═════ THE INPUT ═════

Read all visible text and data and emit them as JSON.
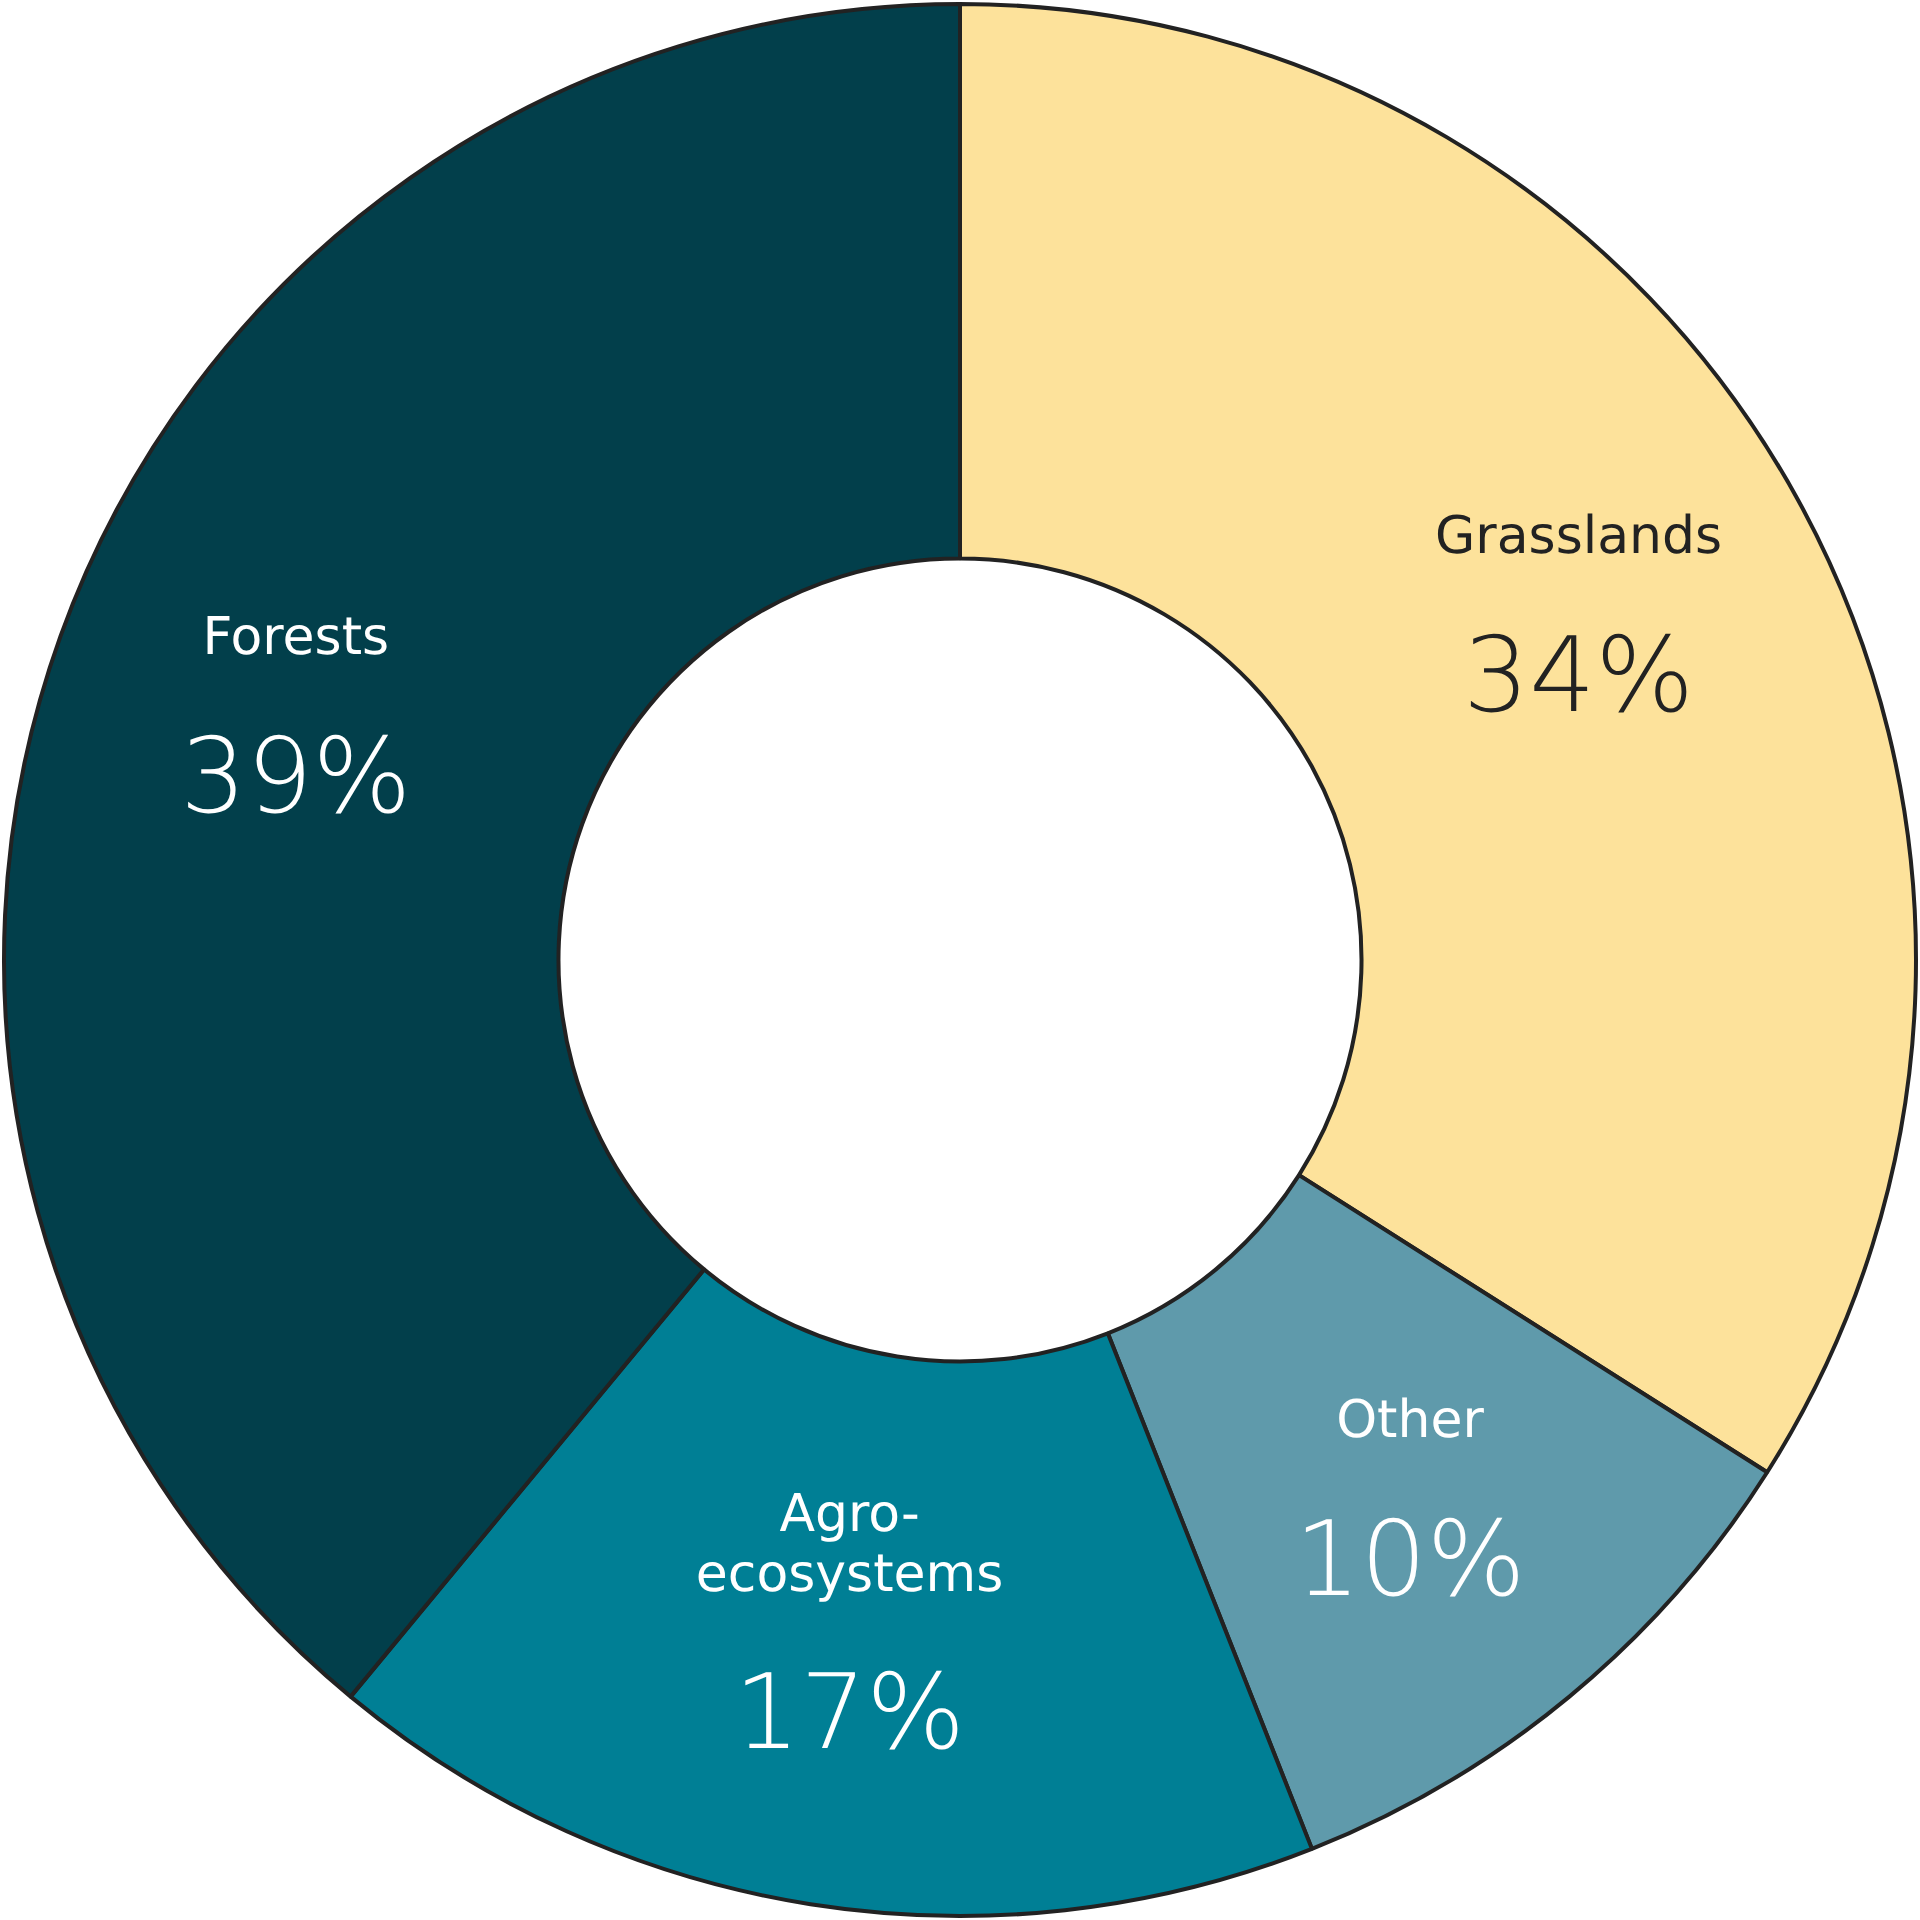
{
  "chart_data": {
    "type": "donut",
    "categories": [
      "Grasslands",
      "Other",
      "Agro-ecosystems",
      "Forests"
    ],
    "values": [
      34,
      10,
      17,
      39
    ],
    "colors": [
      "#fde29b",
      "#5f9aab",
      "#007f95",
      "#023f4b"
    ],
    "value_labels": [
      "34%",
      "10%",
      "17%",
      "39%"
    ],
    "legend": false
  }
}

═════

• PROBLEM TO WORK ON: Copy out all of the data word for word. Do not carry over any picture.

• OUTPUT OF THE EXERCISE:
Read all visible text and data and emit them as JSON.
{
  "chart_data": {
    "type": "donut",
    "categories": [
      "Grasslands",
      "Other",
      "Agro-ecosystems",
      "Forests"
    ],
    "values": [
      34,
      10,
      17,
      39
    ],
    "colors": [
      "#fde29b",
      "#5f9aab",
      "#007f95",
      "#023f4b"
    ],
    "value_labels": [
      "34%",
      "10%",
      "17%",
      "39%"
    ],
    "legend": false
  }
}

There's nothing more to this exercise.